**Challenge**.
Search the listing below for "已知集合". Copy each matching line.

**Collected data entries**.
.....
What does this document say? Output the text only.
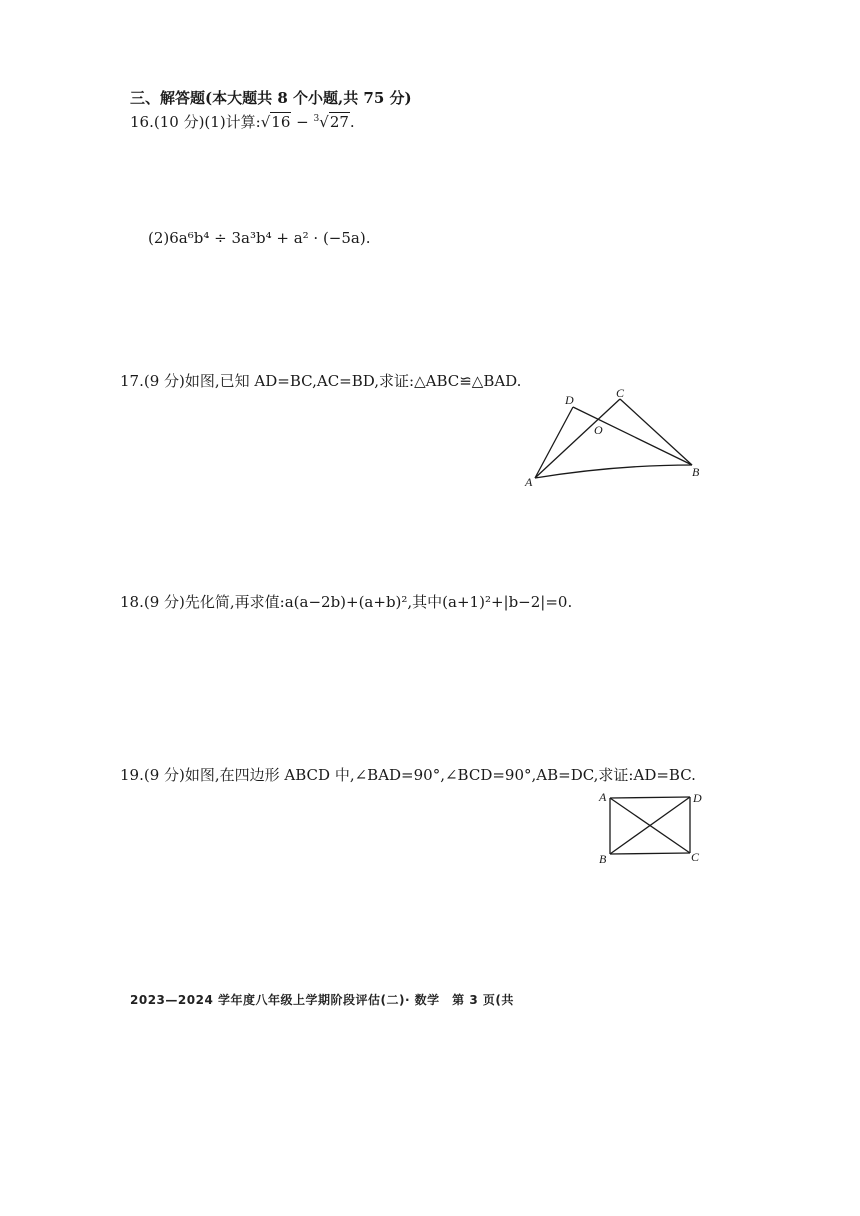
三、解答题(本大题共 8 个小题,共 75 分)
16.(10 分)(1)计算:√16 − $^3$√27.
(2)6a⁶b⁴ ÷ 3a³b⁴ + a² · (−5a).
17.(9 分)如图,已知 AD=BC,AC=BD,求证:△ABC≌△BAD.
D	C
O
A
B
18.(9 分)先化简,再求值:a(a−2b)+(a+b)²,其中(a+1)²+|b−2|=0.
19.(9 分)如图,在四边形 ABCD 中,∠BAD=90°,∠BCD=90°,AB=DC,求证:AD=BC.
A	D
B	C
2023—2024 学年度八年级上学期阶段评估(二)· 数学　第 3 页(共
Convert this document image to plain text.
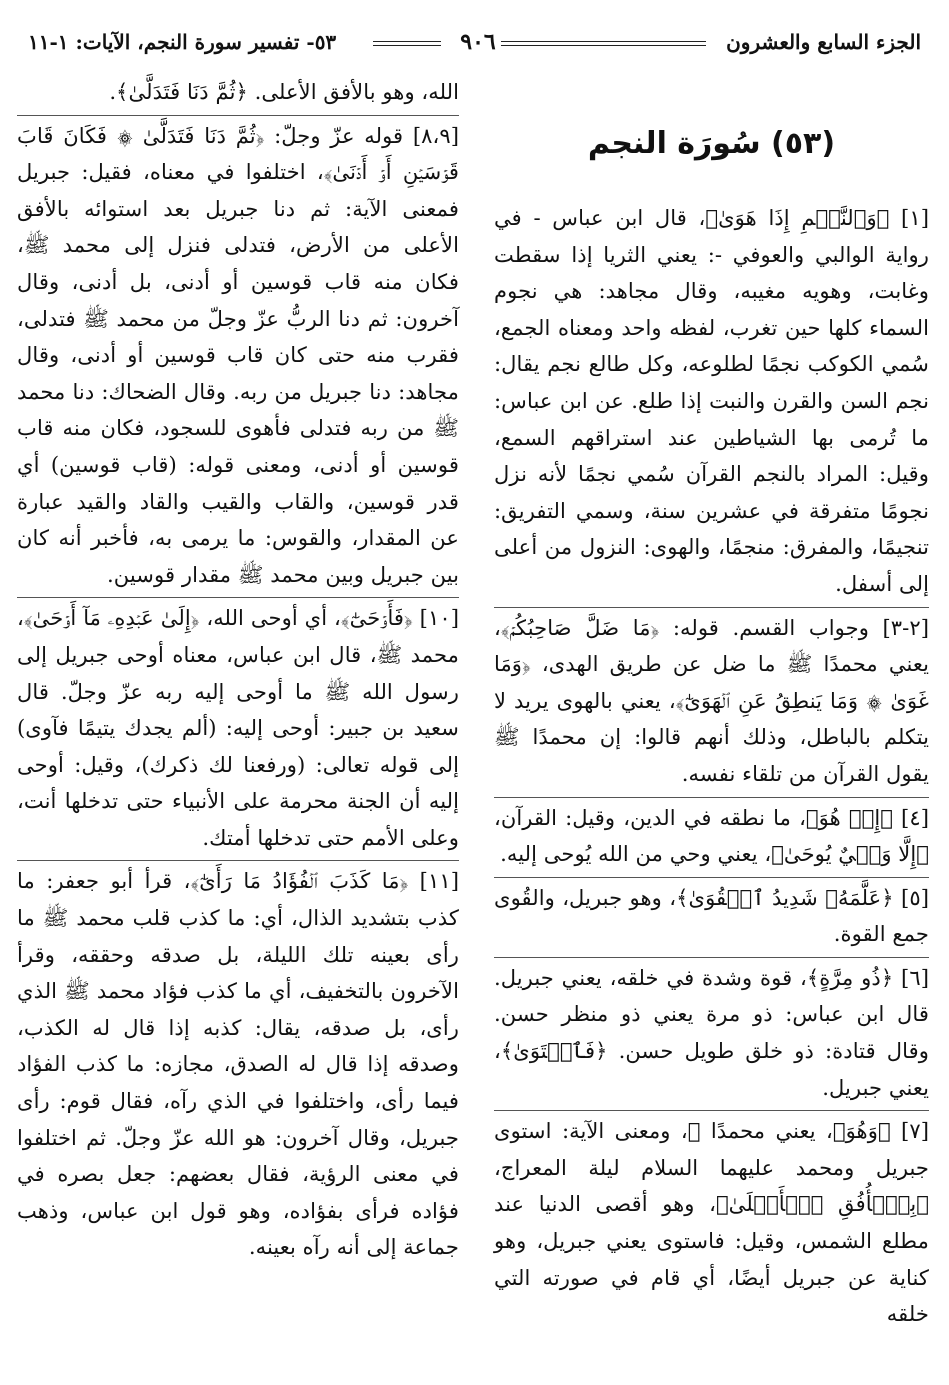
الجزء السابع والعشرون
٩٠٦
٥٣- تفسير سورة النجم، الآيات: ١-١١
(٥٣) سُورَة النجم

[١] ﴿وَٱلنَّجۡمِ إِذَا هَوَىٰ﴾، قال ابن عباس - في رواية الوالبي والعوفي -: يعني الثريا إذا سقطت وغابت، وهويه مغيبه، وقال مجاهد: هي نجوم السماء كلها حين تغرب، لفظه واحد ومعناه الجمع، سُمي الكوكب نجمًا لطلوعه، وكل طالع نجم يقال: نجم السن والقرن والنبت إذا طلع. عن ابن عباس: ما تُرمى بها الشياطين عند استراقهم السمع، وقيل: المراد بالنجم القرآن سُمي نجمًا لأنه نزل نجومًا متفرقة في عشرين سنة، وسمي التفريق: تنجيمًا، والمفرق: منجمًا، والهوى: النزول من أعلى إلى أسفل.

[٢-٣] وجواب القسم. قوله: ﴿مَا ضَلَّ صَاحِبُكُمۡ﴾، يعني محمدًا ﷺ ما ضل عن طريق الهدى، ﴿وَمَا غَوَىٰ ۞ وَمَا يَنطِقُ عَنِ ٱلۡهَوَىٰٓ﴾، يعني بالهوى يريد لا يتكلم بالباطل، وذلك أنهم قالوا: إن محمدًا ﷺ يقول القرآن من تلقاء نفسه.

[٤] ﴿إِنۡ هُوَ﴾، ما نطقه في الدين، وقيل: القرآن، ﴿إِلَّا وَحۡيٌ يُوحَىٰ﴾، يعني وحي من الله يُوحى إليه.

[٥] ﴿عَلَّمَهُۥ شَدِيدُ ٱلۡقُوَىٰ﴾، وهو جبريل، والقُوى جمع القوة.

[٦] ﴿ذُو مِرَّةٍ﴾، قوة وشدة في خلقه، يعني جبريل. قال ابن عباس: ذو مرة يعني ذو منظر حسن. وقال قتادة: ذو خلق طويل حسن. ﴿فَٱسۡتَوَىٰ﴾، يعني جبريل.

[٧] ﴿وَهُوَ﴾، يعني محمدًا ﷺ، ومعنى الآية: استوى جبريل ومحمد عليهما السلام ليلة المعراج، ﴿بِٱلۡأُفُقِ ٱلۡأَعۡلَىٰ﴾، وهو أقصى الدنيا عند مطلع الشمس، وقيل: فاستوى يعني جبريل، وهو كناية عن جبريل أيضًا، أي قام في صورته التي خلقه

الله، وهو بالأفق الأعلى. ﴿ثُمَّ دَنَا فَتَدَلَّىٰ﴾.

[٨،٩] قوله عزّ وجلّ: ﴿ثُمَّ دَنَا فَتَدَلَّىٰ ۞ فَكَانَ قَابَ قَوۡسَيۡنِ أَوۡ أَدۡنَىٰ﴾، اختلفوا في معناه، فقيل: جبريل فمعنى الآية: ثم دنا جبريل بعد استوائه بالأفق الأعلى من الأرض، فتدلى فنزل إلى محمد ﷺ، فكان منه قاب قوسين أو أدنى، بل أدنى، وقال آخرون: ثم دنا الربُّ عزّ وجلّ من محمد ﷺ فتدلى، فقرب منه حتى كان قاب قوسين أو أدنى، وقال مجاهد: دنا جبريل من ربه. وقال الضحاك: دنا محمد ﷺ من ربه فتدلى فأهوى للسجود، فكان منه قاب قوسين أو أدنى، ومعنى قوله: (قاب قوسين) أي قدر قوسين، والقاب والقيب والقاد والقيد عبارة عن المقدار، والقوس: ما يرمى به، فأخبر أنه كان بين جبريل وبين محمد ﷺ مقدار قوسين.

[١٠] ﴿فَأَوۡحَىٰٓ﴾، أي أوحى الله، ﴿إِلَىٰ عَبۡدِهِۦ مَآ أَوۡحَىٰ﴾، محمد ﷺ، قال ابن عباس، معناه أوحى جبريل إلى رسول الله ﷺ ما أوحى إليه ربه عزّ وجلّ. قال سعيد بن جبير: أوحى إليه: (ألم يجدك يتيمًا فآوى) إلى قوله تعالى: (ورفعنا لك ذكرك)، وقيل: أوحى إليه أن الجنة محرمة على الأنبياء حتى تدخلها أنت، وعلى الأمم حتى تدخلها أمتك.

[١١] ﴿مَا كَذَبَ ٱلۡفُؤَادُ مَا رَأَىٰٓ﴾، قرأ أبو جعفر: ما كذب بتشديد الذال، أي: ما كذب قلب محمد ﷺ ما رأى بعينه تلك الليلة، بل صدقه وحققه، وقرأ الآخرون بالتخفيف، أي ما كذب فؤاد محمد ﷺ الذي رأى، بل صدقه، يقال: كذبه إذا قال له الكذب، وصدقه إذا قال له الصدق، مجازه: ما كذب الفؤاد فيما رأى، واختلفوا في الذي رآه، فقال قوم: رأى جبريل، وقال آخرون: هو الله عزّ وجلّ. ثم اختلفوا في معنى الرؤية، فقال بعضهم: جعل بصره في فؤاده فرأى بفؤاده، وهو قول ابن عباس، وذهب جماعة إلى أنه رآه بعينه.
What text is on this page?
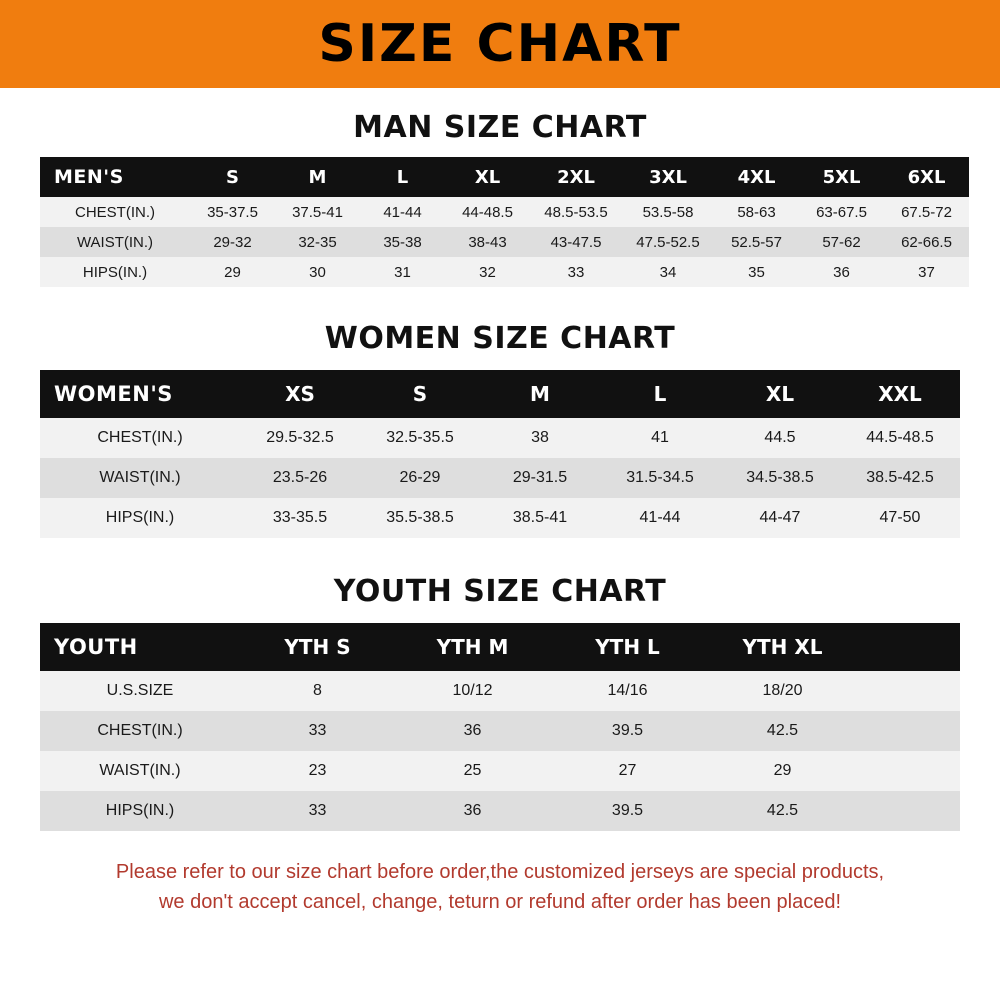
SIZE CHART
MAN SIZE CHART
MEN'S	S	M	L	XL	2XL	3XL	4XL	5XL	6XL
CHEST(IN.)	35-37.5	37.5-41	41-44	44-48.5	48.5-53.5	53.5-58	58-63	63-67.5	67.5-72
WAIST(IN.)	29-32	32-35	35-38	38-43	43-47.5	47.5-52.5	52.5-57	57-62	62-66.5
HIPS(IN.)	29	30	31	32	33	34	35	36	37
WOMEN SIZE CHART
WOMEN'S	XS	S	M	L	XL	XXL
CHEST(IN.)	29.5-32.5	32.5-35.5	38	41	44.5	44.5-48.5
WAIST(IN.)	23.5-26	26-29	29-31.5	31.5-34.5	34.5-38.5	38.5-42.5
HIPS(IN.)	33-35.5	35.5-38.5	38.5-41	41-44	44-47	47-50
YOUTH SIZE CHART
YOUTH	YTH S	YTH M	YTH L	YTH XL	
U.S.SIZE	8	10/12	14/16	18/20	
CHEST(IN.)	33	36	39.5	42.5	
WAIST(IN.)	23	25	27	29	
HIPS(IN.)	33	36	39.5	42.5	
Please refer to our size chart before order,the customized jerseys are special products,
we don't accept cancel, change, teturn or refund after order has been placed!
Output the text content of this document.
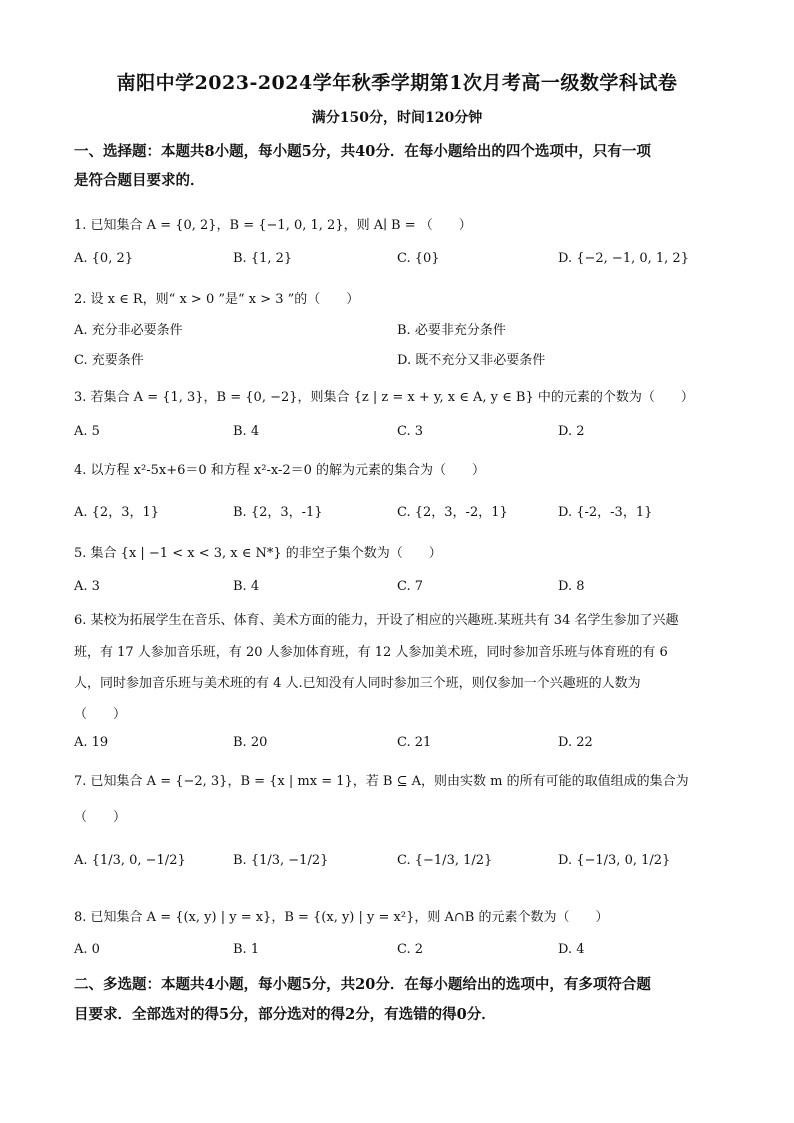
南阳中学2023-2024学年秋季学期第1次月考高一级数学科试卷
满分150分，时间120分钟
一、选择题：本题共8小题，每小题5分，共40分．在每小题给出的四个选项中，只有一项
是符合题目要求的．
1. 已知集合 A = {0, 2}，B = {−1, 0, 1, 2}，则 A∣ B = （　　）
A. {0, 2}	B. {1, 2}	C. {0}	D. {−2, −1, 0, 1, 2}
2. 设 x ∈ R，则“ x > 0 ”是“ x > 3 ”的（　　）
A. 充分非必要条件	B. 必要非充分条件
C. 充要条件	D. 既不充分又非必要条件
3. 若集合 A = {1, 3}，B = {0, −2}，则集合 {z | z = x + y, x ∈ A, y ∈ B} 中的元素的个数为（　　）
A. 5	B. 4	C. 3	D. 2
4. 以方程 x²-5x+6＝0 和方程 x²-x-2＝0 的解为元素的集合为（　　）
A. {2，3，1}	B. {2，3，-1}	C. {2，3，-2，1}	D. {-2，-3，1}
5. 集合 {x | −1 < x < 3, x ∈ N*} 的非空子集个数为（　　）
A. 3	B. 4	C. 7	D. 8
6. 某校为拓展学生在音乐、体育、美术方面的能力，开设了相应的兴趣班.某班共有 34 名学生参加了兴趣
班，有 17 人参加音乐班，有 20 人参加体育班，有 12 人参加美术班，同时参加音乐班与体育班的有 6
人，同时参加音乐班与美术班的有 4 人.已知没有人同时参加三个班，则仅参加一个兴趣班的人数为
（　　）
A. 19	B. 20	C. 21	D. 22
7. 已知集合 A = {−2, 3}，B = {x | mx = 1}，若 B ⊆ A，则由实数 m 的所有可能的取值组成的集合为
（　　）
A. {1/3, 0, −1/2}	B. {1/3, −1/2}	C. {−1/3, 1/2}	D. {−1/3, 0, 1/2}
8. 已知集合 A = {(x, y) | y = x}，B = {(x, y) | y = x²}，则 A∩B 的元素个数为（　　）
A. 0	B. 1	C. 2	D. 4
二、多选题：本题共4小题，每小题5分，共20分．在每小题给出的选项中，有多项符合题
目要求．全部选对的得5分，部分选对的得2分，有选错的得0分．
.....
**Result**.
1. 已知集合 A = {0, 2}，B = {−1, 0, 1, 2}，则 A∣ B = （　　）
7. 已知集合 A = {−2, 3}，B = {x | mx = 1}，若 B ⊆ A，则由实数 m 的所有可能的取值组成的集合为
8. 已知集合 A = {(x, y) | y = x}，B = {(x, y) | y = x²}，则 A∩B 的元素个数为（　　）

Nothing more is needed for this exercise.